◆ **Task requirements**: In the entries below, count the lines holding "icon". Reply with the number only.

Figure data in JSON
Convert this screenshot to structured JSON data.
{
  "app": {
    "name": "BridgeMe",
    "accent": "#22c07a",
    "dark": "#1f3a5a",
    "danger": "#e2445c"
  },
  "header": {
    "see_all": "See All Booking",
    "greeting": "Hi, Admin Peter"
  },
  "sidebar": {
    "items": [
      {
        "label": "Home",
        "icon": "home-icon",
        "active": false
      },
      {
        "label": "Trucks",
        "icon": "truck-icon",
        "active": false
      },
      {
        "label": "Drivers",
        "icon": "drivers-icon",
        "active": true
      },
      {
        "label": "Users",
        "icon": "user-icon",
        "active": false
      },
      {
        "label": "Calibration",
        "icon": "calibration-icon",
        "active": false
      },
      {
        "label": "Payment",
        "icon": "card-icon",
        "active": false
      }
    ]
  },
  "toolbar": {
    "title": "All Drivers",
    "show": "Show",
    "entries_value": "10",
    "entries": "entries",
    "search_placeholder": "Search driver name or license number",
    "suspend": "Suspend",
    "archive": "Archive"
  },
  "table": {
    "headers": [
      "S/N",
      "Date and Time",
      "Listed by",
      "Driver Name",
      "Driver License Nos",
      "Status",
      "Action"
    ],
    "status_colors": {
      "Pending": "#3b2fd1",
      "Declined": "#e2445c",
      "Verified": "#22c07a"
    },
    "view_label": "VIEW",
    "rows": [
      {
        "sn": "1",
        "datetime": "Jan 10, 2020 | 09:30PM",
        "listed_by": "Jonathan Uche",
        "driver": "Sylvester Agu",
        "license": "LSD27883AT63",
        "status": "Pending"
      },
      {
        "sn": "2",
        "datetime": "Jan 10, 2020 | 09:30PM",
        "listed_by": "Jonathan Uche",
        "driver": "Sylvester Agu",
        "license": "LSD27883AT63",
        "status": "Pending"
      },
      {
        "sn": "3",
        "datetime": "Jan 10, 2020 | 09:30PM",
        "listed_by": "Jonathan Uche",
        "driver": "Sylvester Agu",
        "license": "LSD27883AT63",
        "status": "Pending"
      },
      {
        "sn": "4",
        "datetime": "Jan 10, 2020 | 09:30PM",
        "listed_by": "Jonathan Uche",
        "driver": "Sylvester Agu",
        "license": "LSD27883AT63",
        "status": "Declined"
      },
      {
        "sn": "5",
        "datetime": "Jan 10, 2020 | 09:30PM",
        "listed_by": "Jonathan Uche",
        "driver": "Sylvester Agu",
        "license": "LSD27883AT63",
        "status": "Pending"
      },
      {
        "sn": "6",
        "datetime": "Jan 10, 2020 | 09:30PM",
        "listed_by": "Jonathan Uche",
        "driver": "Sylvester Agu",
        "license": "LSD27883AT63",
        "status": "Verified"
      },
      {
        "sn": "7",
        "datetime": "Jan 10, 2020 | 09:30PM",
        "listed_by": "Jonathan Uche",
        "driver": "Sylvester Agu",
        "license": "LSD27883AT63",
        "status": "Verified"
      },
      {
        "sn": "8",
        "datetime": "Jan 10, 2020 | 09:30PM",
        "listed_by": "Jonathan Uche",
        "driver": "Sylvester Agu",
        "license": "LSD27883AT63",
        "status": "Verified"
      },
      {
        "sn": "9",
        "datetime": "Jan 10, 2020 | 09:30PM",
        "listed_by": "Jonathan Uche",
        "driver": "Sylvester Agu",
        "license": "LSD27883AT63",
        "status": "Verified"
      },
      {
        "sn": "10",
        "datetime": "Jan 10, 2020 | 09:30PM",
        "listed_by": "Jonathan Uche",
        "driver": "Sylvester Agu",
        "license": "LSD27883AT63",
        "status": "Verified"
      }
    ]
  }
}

◆ **Answer for this exercise**: 6